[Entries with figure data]
◆ ◆ ◆ ◆ ◆ ◆ ◆
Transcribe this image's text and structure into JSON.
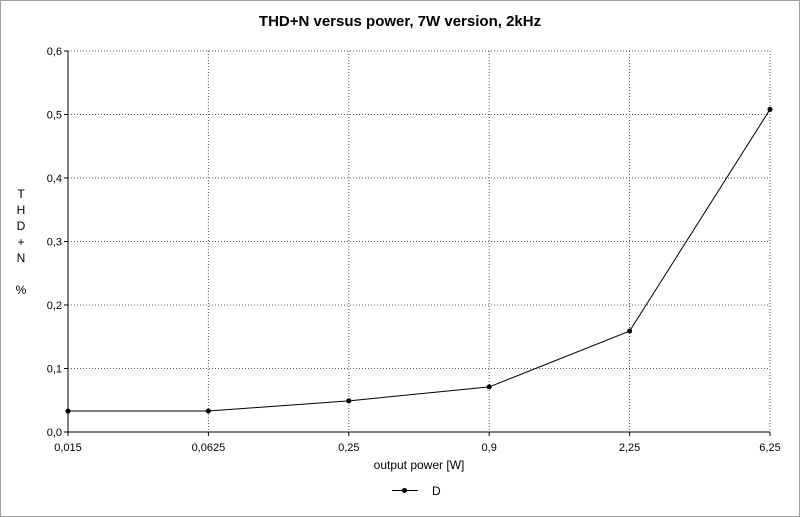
{
  "chart_data": {
    "type": "line",
    "title": "THD+N versus power, 7W version, 2kHz",
    "xlabel": "output power [W]",
    "ylabel": [
      "T",
      "H",
      "D",
      "+",
      "N",
      "",
      "%"
    ],
    "categories": [
      "0,015",
      "0,0625",
      "0,25",
      "0,9",
      "2,25",
      "6,25"
    ],
    "series": [
      {
        "name": "D",
        "values": [
          0.033,
          0.033,
          0.049,
          0.071,
          0.159,
          0.508
        ],
        "color": "#000000"
      }
    ],
    "y_ticks": [
      "0,0",
      "0,1",
      "0,2",
      "0,3",
      "0,4",
      "0,5",
      "0,6"
    ],
    "ylim": [
      0,
      0.6
    ],
    "grid": true,
    "legend": "bottom-center"
  }
}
◆ ◆ ◆ ◆ ◆ ◆ ◆
* [Task to complete]: The records above should be reproduced exactly, with no pictures included.

* [Task response]:
Transcribe this image's text and structure into JSON.
{
  "chart_data": {
    "type": "line",
    "title": "THD+N versus power, 7W version, 2kHz",
    "xlabel": "output power [W]",
    "ylabel": [
      "T",
      "H",
      "D",
      "+",
      "N",
      "",
      "%"
    ],
    "categories": [
      "0,015",
      "0,0625",
      "0,25",
      "0,9",
      "2,25",
      "6,25"
    ],
    "series": [
      {
        "name": "D",
        "values": [
          0.033,
          0.033,
          0.049,
          0.071,
          0.159,
          0.508
        ],
        "color": "#000000"
      }
    ],
    "y_ticks": [
      "0,0",
      "0,1",
      "0,2",
      "0,3",
      "0,4",
      "0,5",
      "0,6"
    ],
    "ylim": [
      0,
      0.6
    ],
    "grid": true,
    "legend": "bottom-center"
  }
}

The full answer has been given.